◆ SUPPLIED RECORDS:
━━━━━━━━━━

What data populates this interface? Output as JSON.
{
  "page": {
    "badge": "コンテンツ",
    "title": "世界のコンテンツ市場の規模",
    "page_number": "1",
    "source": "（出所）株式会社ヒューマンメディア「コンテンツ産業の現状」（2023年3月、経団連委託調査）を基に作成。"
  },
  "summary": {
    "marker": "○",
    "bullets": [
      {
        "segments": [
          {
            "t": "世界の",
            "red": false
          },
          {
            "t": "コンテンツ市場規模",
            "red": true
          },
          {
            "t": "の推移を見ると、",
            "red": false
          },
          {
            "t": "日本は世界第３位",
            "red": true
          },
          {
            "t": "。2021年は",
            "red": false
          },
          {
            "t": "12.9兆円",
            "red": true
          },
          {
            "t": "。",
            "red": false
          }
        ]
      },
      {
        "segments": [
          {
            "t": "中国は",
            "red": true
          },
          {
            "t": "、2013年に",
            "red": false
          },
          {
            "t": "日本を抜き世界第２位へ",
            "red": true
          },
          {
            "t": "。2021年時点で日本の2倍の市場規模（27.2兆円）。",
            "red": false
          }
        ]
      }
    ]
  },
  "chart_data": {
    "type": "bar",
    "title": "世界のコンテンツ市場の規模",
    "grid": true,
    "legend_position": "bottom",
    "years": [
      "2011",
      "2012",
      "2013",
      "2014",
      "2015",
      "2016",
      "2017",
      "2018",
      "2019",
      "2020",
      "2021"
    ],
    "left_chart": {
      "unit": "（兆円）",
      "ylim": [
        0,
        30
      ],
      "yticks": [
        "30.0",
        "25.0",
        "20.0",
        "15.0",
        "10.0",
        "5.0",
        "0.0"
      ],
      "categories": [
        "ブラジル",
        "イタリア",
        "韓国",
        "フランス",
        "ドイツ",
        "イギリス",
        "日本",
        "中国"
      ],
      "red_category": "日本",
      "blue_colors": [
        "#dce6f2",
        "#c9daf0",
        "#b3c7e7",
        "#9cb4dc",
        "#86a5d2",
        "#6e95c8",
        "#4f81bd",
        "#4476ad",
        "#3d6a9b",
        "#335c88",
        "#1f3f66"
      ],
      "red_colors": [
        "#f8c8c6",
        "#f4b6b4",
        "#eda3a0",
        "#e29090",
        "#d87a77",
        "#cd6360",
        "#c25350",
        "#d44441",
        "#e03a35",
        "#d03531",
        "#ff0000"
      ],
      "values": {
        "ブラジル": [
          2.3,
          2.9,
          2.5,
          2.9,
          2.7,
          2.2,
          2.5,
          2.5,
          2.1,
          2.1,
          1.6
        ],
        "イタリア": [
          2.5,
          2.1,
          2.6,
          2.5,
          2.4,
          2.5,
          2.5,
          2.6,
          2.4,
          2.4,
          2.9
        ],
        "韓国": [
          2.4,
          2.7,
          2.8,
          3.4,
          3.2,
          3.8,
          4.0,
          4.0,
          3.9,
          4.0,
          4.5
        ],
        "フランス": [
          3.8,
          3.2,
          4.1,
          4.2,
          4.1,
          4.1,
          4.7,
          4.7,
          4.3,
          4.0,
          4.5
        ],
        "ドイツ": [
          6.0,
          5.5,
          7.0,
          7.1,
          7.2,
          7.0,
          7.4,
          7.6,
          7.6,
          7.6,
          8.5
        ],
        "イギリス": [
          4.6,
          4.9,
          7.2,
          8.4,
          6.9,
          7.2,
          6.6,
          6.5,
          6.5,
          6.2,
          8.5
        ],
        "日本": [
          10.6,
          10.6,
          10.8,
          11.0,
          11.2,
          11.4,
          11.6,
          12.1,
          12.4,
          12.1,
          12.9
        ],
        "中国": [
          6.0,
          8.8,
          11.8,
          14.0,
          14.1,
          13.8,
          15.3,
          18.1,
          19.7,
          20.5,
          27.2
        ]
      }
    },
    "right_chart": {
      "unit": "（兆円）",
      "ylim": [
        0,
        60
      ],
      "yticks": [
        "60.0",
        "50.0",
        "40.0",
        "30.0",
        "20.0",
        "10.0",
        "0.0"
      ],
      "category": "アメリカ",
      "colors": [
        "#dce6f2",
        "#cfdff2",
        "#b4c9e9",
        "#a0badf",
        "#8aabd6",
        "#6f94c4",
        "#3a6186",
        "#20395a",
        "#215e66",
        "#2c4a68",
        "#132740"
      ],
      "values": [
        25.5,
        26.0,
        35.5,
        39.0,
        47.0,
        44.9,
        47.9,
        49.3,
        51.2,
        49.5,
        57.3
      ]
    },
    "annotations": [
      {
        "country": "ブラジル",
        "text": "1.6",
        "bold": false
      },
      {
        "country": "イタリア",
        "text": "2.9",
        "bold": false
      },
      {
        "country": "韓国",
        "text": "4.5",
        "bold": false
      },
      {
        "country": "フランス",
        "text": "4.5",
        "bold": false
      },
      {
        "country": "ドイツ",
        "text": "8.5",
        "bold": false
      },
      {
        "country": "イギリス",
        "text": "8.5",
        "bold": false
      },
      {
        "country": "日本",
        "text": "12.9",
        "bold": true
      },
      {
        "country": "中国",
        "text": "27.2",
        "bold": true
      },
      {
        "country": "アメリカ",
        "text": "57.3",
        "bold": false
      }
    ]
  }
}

━━━━━━━━━━

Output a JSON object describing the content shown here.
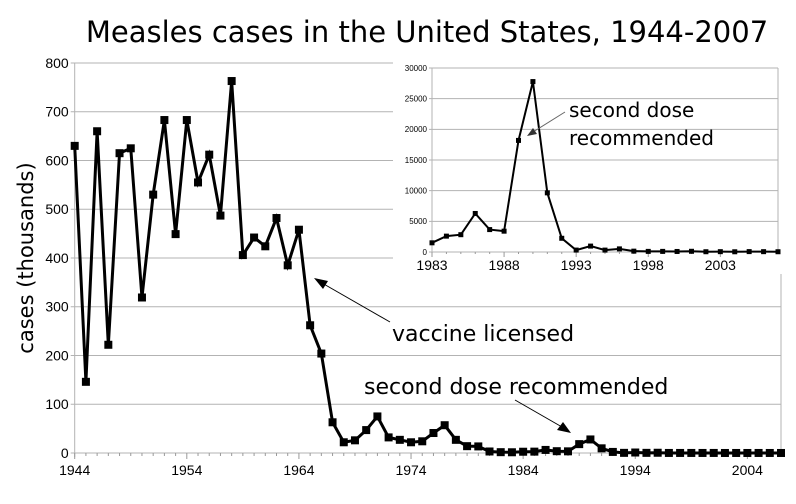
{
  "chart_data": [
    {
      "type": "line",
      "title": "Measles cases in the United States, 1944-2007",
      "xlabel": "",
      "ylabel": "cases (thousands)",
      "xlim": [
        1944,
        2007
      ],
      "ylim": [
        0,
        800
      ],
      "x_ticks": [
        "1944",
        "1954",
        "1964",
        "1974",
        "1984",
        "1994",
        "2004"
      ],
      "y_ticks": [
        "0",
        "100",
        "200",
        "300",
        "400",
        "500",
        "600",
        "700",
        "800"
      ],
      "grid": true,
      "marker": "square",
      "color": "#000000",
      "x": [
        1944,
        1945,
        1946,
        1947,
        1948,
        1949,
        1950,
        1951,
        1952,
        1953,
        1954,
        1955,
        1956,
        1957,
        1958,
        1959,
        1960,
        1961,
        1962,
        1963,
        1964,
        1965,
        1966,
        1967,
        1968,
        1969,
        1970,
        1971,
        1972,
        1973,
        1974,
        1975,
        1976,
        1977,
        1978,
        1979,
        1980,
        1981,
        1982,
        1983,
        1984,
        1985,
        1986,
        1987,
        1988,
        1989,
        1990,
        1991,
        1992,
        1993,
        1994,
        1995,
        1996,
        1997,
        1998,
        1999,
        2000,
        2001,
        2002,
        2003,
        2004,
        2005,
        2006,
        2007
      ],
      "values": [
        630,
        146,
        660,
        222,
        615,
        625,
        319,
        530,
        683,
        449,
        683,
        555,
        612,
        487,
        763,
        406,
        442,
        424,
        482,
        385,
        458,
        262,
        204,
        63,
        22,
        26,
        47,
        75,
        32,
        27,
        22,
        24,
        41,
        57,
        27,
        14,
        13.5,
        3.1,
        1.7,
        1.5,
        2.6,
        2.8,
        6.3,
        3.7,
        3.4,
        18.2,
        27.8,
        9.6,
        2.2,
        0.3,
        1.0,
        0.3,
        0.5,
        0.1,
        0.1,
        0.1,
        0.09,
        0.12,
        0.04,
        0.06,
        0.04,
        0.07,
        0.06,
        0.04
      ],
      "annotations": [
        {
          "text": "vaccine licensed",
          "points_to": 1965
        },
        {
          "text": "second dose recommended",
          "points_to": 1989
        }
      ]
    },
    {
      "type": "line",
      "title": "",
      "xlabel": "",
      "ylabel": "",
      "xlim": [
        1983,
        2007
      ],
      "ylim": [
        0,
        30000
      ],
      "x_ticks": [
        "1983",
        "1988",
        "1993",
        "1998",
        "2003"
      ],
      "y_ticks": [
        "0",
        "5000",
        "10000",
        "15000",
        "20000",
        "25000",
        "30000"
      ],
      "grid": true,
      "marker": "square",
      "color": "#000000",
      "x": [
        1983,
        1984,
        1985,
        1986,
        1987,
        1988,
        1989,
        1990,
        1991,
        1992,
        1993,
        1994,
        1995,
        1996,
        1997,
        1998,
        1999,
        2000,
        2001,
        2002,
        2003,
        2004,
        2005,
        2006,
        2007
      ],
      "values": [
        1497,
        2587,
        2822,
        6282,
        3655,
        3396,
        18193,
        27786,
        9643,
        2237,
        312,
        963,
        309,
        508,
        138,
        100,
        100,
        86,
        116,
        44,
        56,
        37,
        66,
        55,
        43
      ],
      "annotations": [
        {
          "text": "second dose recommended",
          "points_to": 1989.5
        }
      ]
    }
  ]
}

━━━━━━━━━━

◆ EXERCISE PROMPT:
Pick out each line containing the string "country" and copy it.

◆ THE ANSWER:
        "country": "ブラジル",
        "country": "イタリア",
        "country": "韓国",
        "country": "フランス",
        "country": "ドイツ",
        "country": "イギリス",
        "country": "日本",
        "country": "中国",
        "country": "アメリカ",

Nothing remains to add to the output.